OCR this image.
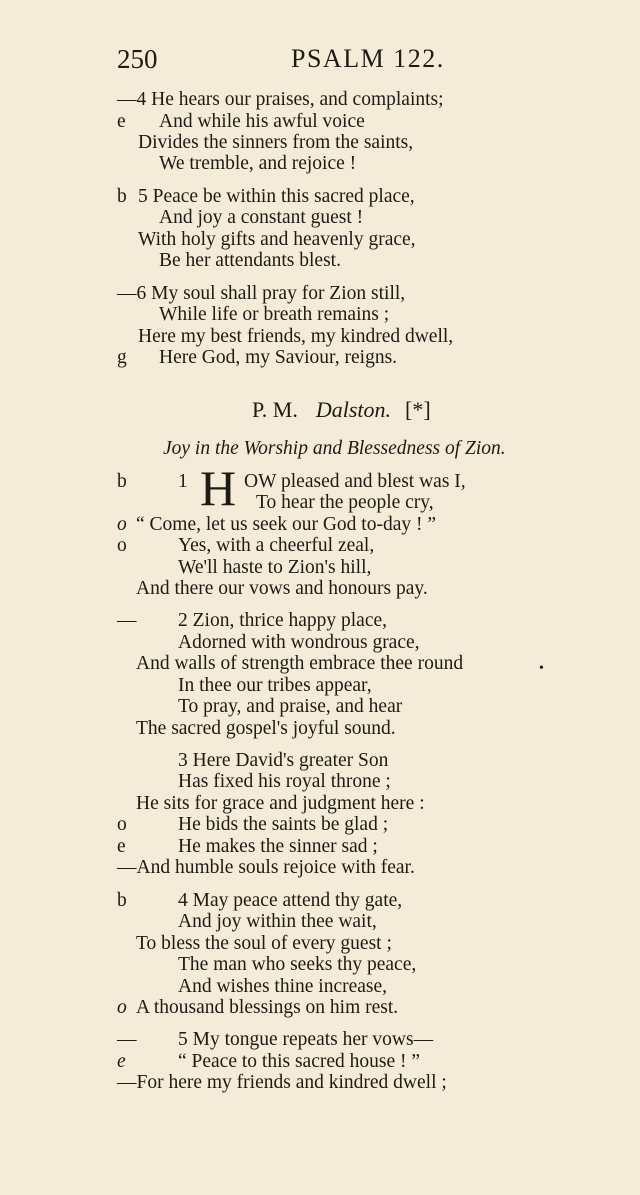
250	PSALM 122.
—4 He hears our praises, and complaints;
e And while his awful voice
Divides the sinners from the saints,
We tremble, and rejoice !
b 5 Peace be within this sacred place,
And joy a constant guest !
With holy gifts and heavenly grace,
Be her attendants blest.
—6 My soul shall pray for Zion still,
While life or breath remains ;
Here my best friends, my kindred dwell,
g Here God, my Saviour, reigns.
P. M. Dalston. [*]
Joy in the Worship and Blessedness of Zion.
b	1 H OW pleased and blest was I,
To hear the people cry,
o “ Come, let us seek our God to-day ! ”
o	Yes, with a cheerful zeal,
We'll haste to Zion's hill,
And there our vows and honours pay.
— 2 Zion, thrice happy place,
Adorned with wondrous grace,
And walls of strength embrace thee round	•
In thee our tribes appear,
To pray, and praise, and hear
The sacred gospel's joyful sound.
3 Here David's greater Son
Has fixed his royal throne ;
He sits for grace and judgment here :
o	He bids the saints be glad ;
e	He makes the sinner sad ;
—And humble souls rejoice with fear.
b	4 May peace attend thy gate,
And joy within thee wait,
To bless the soul of every guest ;
The man who seeks thy peace,
And wishes thine increase,
o A thousand blessings on him rest.
— 5 My tongue repeats her vows—
e	“ Peace to this sacred house ! ”
—For here my friends and kindred dwell ;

================

> [GOAL]:
From the material above, copy each line that includes the word "guest".

> [CORRECT RESPONSE]:
And joy a constant guest !
To bless the soul of every guest ;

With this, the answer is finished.